EXERCISE REQUIREMENTS :: Retype the material in full, keeping every word the same.

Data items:

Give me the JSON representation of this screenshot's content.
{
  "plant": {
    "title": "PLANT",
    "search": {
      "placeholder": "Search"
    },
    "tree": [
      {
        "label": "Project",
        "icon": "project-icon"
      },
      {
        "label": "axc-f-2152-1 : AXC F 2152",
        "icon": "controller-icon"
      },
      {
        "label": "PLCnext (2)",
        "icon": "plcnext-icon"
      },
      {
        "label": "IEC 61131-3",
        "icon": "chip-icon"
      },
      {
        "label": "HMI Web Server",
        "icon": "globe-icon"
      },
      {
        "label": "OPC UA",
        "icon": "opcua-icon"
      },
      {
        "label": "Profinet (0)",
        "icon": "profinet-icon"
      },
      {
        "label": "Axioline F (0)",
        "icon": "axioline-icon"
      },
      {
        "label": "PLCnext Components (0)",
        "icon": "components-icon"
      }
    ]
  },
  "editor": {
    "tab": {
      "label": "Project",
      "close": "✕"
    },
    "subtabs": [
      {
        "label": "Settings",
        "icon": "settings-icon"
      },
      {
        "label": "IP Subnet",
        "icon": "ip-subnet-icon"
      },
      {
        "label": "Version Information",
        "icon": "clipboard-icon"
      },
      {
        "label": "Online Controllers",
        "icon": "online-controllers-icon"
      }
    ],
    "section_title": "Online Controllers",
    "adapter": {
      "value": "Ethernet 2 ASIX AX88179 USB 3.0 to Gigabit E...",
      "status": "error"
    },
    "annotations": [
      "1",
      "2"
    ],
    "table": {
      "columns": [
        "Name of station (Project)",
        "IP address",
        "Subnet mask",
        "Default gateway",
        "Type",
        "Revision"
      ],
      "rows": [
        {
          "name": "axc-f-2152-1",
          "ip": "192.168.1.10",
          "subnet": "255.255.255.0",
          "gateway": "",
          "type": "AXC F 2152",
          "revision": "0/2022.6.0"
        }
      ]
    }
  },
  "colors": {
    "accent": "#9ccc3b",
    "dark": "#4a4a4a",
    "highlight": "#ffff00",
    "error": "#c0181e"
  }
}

RESPONSE TO THE TASK ::
Give me the JSON representation of this screenshot's content.
{
  "plant": {
    "title": "PLANT",
    "search": {
      "placeholder": "Search"
    },
    "tree": [
      {
        "label": "Project",
        "icon": "project-icon"
      },
      {
        "label": "axc-f-2152-1 : AXC F 2152",
        "icon": "controller-icon"
      },
      {
        "label": "PLCnext (2)",
        "icon": "plcnext-icon"
      },
      {
        "label": "IEC 61131-3",
        "icon": "chip-icon"
      },
      {
        "label": "HMI Web Server",
        "icon": "globe-icon"
      },
      {
        "label": "OPC UA",
        "icon": "opcua-icon"
      },
      {
        "label": "Profinet (0)",
        "icon": "profinet-icon"
      },
      {
        "label": "Axioline F (0)",
        "icon": "axioline-icon"
      },
      {
        "label": "PLCnext Components (0)",
        "icon": "components-icon"
      }
    ]
  },
  "editor": {
    "tab": {
      "label": "Project",
      "close": "✕"
    },
    "subtabs": [
      {
        "label": "Settings",
        "icon": "settings-icon"
      },
      {
        "label": "IP Subnet",
        "icon": "ip-subnet-icon"
      },
      {
        "label": "Version Information",
        "icon": "clipboard-icon"
      },
      {
        "label": "Online Controllers",
        "icon": "online-controllers-icon"
      }
    ],
    "section_title": "Online Controllers",
    "adapter": {
      "value": "Ethernet 2 ASIX AX88179 USB 3.0 to Gigabit E...",
      "status": "error"
    },
    "annotations": [
      "1",
      "2"
    ],
    "table": {
      "columns": [
        "Name of station (Project)",
        "IP address",
        "Subnet mask",
        "Default gateway",
        "Type",
        "Revision"
      ],
      "rows": [
        {
          "name": "axc-f-2152-1",
          "ip": "192.168.1.10",
          "subnet": "255.255.255.0",
          "gateway": "",
          "type": "AXC F 2152",
          "revision": "0/2022.6.0"
        }
      ]
    }
  },
  "colors": {
    "accent": "#9ccc3b",
    "dark": "#4a4a4a",
    "highlight": "#ffff00",
    "error": "#c0181e"
  }
}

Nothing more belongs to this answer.